* Data for the task
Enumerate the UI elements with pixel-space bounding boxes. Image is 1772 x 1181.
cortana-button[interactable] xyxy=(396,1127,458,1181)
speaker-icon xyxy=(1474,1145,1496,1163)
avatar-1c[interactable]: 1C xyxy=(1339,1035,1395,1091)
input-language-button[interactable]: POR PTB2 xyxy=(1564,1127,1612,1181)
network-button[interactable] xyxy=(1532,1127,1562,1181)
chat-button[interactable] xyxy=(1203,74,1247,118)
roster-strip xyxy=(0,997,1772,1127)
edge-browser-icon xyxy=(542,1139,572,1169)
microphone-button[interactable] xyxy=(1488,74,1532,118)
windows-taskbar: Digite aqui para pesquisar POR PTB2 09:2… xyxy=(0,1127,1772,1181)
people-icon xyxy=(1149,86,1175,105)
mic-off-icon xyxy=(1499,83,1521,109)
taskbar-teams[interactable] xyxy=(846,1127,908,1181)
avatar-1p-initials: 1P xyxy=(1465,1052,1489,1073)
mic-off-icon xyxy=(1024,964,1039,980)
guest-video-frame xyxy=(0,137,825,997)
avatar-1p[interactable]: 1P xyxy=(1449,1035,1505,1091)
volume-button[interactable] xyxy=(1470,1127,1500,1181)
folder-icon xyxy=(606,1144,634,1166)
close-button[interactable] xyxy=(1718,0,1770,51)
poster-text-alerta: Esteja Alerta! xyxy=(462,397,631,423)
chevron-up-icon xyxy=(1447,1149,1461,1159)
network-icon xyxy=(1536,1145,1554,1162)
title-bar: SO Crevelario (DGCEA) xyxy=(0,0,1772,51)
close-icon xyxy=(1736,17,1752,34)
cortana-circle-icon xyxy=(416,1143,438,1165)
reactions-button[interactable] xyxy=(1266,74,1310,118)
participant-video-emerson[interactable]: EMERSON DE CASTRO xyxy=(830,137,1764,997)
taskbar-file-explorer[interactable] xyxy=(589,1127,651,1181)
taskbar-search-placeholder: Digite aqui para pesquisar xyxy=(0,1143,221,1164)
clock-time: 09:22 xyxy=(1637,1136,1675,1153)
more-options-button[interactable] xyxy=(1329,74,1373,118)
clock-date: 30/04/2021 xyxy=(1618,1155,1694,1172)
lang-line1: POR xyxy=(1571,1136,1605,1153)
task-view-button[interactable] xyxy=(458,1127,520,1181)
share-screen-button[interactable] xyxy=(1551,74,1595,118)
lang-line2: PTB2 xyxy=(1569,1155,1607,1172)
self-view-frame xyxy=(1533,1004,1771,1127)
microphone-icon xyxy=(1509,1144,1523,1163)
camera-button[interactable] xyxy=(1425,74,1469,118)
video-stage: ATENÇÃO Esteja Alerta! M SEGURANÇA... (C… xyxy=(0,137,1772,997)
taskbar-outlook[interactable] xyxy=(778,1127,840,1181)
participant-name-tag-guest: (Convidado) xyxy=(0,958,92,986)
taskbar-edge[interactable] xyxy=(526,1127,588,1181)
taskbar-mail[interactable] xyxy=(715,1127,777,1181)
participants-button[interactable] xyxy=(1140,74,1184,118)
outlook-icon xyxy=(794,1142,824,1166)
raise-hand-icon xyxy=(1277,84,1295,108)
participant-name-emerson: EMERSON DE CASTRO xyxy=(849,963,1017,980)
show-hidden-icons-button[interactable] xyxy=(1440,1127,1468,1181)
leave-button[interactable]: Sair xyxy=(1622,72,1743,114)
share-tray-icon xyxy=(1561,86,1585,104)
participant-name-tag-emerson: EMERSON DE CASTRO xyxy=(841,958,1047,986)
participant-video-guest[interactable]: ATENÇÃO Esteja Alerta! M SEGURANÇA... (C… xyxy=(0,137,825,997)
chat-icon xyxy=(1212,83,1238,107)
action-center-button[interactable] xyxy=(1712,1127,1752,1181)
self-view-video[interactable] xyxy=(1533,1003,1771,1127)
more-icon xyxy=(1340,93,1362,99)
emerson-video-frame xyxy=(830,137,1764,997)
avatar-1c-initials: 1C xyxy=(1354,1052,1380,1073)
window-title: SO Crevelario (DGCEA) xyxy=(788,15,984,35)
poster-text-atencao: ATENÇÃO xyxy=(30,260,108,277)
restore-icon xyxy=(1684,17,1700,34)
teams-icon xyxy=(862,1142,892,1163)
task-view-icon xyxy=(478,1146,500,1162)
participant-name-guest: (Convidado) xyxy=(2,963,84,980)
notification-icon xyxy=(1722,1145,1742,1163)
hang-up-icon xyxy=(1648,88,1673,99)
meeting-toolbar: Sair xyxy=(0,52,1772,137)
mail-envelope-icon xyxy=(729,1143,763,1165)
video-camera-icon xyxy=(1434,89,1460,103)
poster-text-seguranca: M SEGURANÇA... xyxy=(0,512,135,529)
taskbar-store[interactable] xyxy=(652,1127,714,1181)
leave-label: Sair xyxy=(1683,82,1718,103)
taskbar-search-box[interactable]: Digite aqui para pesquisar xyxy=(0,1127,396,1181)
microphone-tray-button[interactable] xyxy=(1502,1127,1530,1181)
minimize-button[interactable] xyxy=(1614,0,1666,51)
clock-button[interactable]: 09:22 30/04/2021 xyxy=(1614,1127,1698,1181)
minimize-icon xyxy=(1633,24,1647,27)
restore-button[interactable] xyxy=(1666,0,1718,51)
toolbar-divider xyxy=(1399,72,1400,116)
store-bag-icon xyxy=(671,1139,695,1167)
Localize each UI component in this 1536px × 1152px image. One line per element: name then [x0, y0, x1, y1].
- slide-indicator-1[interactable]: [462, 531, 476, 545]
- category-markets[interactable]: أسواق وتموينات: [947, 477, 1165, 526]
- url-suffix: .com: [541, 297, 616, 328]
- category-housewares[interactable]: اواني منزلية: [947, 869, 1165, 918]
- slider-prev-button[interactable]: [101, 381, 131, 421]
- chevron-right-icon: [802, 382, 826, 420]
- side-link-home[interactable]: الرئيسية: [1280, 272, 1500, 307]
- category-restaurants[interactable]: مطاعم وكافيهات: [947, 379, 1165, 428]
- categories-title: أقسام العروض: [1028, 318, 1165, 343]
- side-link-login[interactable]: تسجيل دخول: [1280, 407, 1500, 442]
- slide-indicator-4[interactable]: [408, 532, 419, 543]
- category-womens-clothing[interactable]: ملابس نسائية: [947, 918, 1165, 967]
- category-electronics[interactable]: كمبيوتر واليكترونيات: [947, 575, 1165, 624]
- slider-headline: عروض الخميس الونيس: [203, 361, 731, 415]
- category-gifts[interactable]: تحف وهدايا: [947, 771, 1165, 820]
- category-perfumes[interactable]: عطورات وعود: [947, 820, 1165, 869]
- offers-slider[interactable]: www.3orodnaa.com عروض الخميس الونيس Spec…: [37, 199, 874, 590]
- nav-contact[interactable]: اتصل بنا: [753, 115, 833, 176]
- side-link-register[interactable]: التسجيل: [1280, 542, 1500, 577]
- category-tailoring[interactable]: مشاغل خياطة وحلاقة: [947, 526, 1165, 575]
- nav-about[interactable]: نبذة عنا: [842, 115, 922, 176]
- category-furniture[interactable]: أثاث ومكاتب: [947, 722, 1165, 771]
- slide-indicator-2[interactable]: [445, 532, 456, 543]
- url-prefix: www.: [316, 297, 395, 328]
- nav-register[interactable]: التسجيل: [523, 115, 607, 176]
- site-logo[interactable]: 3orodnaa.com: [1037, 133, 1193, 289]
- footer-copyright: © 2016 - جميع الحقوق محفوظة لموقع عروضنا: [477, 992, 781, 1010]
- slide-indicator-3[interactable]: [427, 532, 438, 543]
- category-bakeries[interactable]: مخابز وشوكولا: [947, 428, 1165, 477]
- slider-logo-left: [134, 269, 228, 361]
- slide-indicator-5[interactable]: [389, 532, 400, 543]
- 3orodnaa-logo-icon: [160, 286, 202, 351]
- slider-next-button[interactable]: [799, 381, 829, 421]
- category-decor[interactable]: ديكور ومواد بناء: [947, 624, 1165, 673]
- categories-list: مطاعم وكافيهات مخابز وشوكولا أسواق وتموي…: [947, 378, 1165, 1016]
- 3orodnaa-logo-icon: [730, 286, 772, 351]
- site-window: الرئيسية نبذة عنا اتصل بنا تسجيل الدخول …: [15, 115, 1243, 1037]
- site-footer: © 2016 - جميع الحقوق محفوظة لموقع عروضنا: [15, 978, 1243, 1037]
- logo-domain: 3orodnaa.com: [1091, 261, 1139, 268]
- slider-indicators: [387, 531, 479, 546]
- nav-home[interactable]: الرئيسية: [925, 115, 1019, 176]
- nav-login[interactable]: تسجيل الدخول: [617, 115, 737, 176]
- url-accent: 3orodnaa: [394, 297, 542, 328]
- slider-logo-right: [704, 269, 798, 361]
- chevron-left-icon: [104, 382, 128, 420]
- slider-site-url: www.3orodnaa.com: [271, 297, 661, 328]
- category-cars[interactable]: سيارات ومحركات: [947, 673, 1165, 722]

* Given task
Please format the lines from the start of the data through the line containing "avatar-1c[interactable]: 1C xyxy=(1339,1035,1395,1091)" as a JSON list of strings, one string per line, with blank lines omitted.

* Task result
[
  "Enumerate the UI elements with pixel-space bounding boxes. Image is 1772 x 1181.",
  "cortana-button[interactable] xyxy=(396,1127,458,1181)",
  "speaker-icon xyxy=(1474,1145,1496,1163)",
  "avatar-1c[interactable]: 1C xyxy=(1339,1035,1395,1091)"
]